**Task to complete**. Print the entire listing. Each line must match the original exactly.

····················

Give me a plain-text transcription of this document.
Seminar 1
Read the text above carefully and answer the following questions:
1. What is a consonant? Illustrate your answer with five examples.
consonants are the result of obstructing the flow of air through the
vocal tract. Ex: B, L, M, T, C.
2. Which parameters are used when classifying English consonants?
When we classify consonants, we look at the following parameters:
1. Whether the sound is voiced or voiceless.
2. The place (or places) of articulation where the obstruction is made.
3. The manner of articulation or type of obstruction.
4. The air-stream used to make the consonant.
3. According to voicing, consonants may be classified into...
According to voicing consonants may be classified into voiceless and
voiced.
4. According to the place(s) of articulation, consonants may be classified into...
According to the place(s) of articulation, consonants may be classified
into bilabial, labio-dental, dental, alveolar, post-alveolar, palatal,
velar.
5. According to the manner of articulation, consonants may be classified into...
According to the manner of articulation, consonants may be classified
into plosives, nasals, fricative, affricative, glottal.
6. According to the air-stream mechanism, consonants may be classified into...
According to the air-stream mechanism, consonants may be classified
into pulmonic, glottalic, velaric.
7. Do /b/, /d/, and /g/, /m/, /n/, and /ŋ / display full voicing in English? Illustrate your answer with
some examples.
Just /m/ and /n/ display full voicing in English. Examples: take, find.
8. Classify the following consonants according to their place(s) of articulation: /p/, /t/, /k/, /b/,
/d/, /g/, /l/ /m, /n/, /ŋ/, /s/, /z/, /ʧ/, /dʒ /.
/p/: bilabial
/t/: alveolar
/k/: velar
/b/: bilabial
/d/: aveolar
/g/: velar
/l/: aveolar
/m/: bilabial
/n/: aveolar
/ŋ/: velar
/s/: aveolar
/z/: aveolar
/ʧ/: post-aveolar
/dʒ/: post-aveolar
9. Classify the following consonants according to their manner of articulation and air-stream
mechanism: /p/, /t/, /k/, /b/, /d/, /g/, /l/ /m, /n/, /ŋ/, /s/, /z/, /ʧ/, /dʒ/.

····················

**Answer for this exercise**.
Give me a plain-text transcription of this document.
Seminar 1
Read the text above carefully and answer the following questions:
1. What is a consonant? Illustrate your answer with five examples.
consonants are the result of obstructing the flow of air through the
vocal tract. Ex: B, L, M, T, C.
2. Which parameters are used when classifying English consonants?
When we classify consonants, we look at the following parameters:
1. Whether the sound is voiced or voiceless.
2. The place (or places) of articulation where the obstruction is made.
3. The manner of articulation or type of obstruction.
4. The air-stream used to make the consonant.
3. According to voicing, consonants may be classified into...
According to voicing consonants may be classified into voiceless and
voiced.
4. According to the place(s) of articulation, consonants may be classified into...
According to the place(s) of articulation, consonants may be classified
into bilabial, labio-dental, dental, alveolar, post-alveolar, palatal,
velar.
5. According to the manner of articulation, consonants may be classified into...
According to the manner of articulation, consonants may be classified
into plosives, nasals, fricative, affricative, glottal.
6. According to the air-stream mechanism, consonants may be classified into...
According to the air-stream mechanism, consonants may be classified
into pulmonic, glottalic, velaric.
7. Do /b/, /d/, and /g/, /m/, /n/, and /ŋ / display full voicing in English? Illustrate your answer with
some examples.
Just /m/ and /n/ display full voicing in English. Examples: take, find.
8. Classify the following consonants according to their place(s) of articulation: /p/, /t/, /k/, /b/,
/d/, /g/, /l/ /m, /n/, /ŋ/, /s/, /z/, /ʧ/, /dʒ /.
/p/: bilabial
/t/: alveolar
/k/: velar
/b/: bilabial
/d/: aveolar
/g/: velar
/l/: aveolar
/m/: bilabial
/n/: aveolar
/ŋ/: velar
/s/: aveolar
/z/: aveolar
/ʧ/: post-aveolar
/dʒ/: post-aveolar
9. Classify the following consonants according to their manner of articulation and air-stream
mechanism: /p/, /t/, /k/, /b/, /d/, /g/, /l/ /m, /n/, /ŋ/, /s/, /z/, /ʧ/, /dʒ/.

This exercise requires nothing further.